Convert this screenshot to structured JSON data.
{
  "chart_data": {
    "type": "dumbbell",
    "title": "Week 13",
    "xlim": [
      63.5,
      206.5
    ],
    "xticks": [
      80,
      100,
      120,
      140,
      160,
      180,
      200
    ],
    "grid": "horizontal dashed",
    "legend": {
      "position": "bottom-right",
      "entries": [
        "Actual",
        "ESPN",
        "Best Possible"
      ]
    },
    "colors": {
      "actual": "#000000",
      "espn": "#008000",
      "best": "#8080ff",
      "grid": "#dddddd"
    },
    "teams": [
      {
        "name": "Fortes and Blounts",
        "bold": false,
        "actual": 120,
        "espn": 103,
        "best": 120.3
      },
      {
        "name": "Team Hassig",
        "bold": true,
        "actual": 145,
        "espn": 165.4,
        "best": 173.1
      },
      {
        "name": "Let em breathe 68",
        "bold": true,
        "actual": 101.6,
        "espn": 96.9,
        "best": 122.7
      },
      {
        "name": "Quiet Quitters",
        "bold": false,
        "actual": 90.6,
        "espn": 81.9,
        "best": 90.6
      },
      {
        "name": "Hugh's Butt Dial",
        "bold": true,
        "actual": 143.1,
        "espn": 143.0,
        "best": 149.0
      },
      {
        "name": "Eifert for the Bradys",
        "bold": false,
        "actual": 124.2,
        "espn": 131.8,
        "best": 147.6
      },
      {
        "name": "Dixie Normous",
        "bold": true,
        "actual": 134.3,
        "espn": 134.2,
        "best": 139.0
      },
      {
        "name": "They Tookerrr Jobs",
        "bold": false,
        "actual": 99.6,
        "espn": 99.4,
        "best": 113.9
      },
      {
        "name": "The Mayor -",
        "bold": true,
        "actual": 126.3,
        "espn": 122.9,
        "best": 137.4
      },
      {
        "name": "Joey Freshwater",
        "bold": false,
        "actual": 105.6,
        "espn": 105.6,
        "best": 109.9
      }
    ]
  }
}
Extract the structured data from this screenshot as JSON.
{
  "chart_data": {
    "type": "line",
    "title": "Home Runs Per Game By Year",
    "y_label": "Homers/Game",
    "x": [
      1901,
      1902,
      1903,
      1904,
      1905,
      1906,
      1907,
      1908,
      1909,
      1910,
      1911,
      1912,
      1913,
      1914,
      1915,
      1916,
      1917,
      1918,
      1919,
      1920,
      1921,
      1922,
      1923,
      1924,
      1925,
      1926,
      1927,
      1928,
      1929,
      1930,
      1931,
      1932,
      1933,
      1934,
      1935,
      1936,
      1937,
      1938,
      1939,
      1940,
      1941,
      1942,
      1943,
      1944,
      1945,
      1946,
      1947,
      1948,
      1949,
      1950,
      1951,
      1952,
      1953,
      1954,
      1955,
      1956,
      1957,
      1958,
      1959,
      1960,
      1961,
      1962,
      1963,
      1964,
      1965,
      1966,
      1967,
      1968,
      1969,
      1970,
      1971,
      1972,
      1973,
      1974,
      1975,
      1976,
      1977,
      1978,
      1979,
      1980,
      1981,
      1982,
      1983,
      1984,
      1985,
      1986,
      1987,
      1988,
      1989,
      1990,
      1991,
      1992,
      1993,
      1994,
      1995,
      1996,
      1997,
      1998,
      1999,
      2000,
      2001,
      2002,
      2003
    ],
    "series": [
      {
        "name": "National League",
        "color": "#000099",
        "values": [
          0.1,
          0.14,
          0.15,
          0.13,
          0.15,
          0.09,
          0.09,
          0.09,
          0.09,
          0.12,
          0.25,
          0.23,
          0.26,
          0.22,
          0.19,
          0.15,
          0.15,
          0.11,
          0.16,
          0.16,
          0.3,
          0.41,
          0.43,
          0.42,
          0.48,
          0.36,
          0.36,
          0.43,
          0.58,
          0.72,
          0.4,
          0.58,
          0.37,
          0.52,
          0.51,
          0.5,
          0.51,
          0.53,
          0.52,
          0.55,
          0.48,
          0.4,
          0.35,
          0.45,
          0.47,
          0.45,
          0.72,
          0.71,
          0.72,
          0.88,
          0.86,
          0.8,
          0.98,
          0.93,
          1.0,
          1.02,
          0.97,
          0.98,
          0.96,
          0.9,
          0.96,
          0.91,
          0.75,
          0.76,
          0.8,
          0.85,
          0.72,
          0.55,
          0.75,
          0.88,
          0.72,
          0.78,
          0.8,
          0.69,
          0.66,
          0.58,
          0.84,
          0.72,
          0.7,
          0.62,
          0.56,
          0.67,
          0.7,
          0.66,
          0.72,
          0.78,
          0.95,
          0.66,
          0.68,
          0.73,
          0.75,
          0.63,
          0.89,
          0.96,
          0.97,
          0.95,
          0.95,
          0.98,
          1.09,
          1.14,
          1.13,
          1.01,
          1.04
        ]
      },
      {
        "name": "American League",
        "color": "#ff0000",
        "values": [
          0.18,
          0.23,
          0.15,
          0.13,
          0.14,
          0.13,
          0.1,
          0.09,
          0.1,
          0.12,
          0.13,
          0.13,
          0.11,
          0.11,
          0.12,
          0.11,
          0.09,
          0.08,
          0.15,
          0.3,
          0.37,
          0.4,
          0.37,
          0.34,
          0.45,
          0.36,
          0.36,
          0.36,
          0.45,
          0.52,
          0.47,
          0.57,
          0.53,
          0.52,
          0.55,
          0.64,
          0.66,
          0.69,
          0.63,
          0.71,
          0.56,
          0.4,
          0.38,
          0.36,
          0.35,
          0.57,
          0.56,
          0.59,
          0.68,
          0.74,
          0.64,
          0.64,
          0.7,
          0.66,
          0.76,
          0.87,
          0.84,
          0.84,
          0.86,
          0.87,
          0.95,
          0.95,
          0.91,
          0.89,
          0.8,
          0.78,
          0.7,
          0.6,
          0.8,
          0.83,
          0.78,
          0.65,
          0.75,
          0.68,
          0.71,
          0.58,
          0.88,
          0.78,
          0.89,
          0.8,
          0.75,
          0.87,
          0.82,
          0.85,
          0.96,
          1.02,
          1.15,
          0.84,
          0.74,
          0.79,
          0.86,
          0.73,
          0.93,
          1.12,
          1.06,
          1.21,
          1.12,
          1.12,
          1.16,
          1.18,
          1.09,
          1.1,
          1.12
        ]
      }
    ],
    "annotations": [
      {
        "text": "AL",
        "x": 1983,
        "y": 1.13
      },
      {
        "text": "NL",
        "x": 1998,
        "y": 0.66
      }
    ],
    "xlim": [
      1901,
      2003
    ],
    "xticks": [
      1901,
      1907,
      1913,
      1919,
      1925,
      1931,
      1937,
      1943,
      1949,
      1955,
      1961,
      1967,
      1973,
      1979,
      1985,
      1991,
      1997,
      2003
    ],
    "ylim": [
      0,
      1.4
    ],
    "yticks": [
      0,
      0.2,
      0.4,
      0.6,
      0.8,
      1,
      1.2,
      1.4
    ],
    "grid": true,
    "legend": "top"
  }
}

##########

— Work to be completed —
Return each line of the data that contains the string "Game".

— Response below —
    "title": "Home Runs Per Game By Year",
    "y_label": "Homers/Game",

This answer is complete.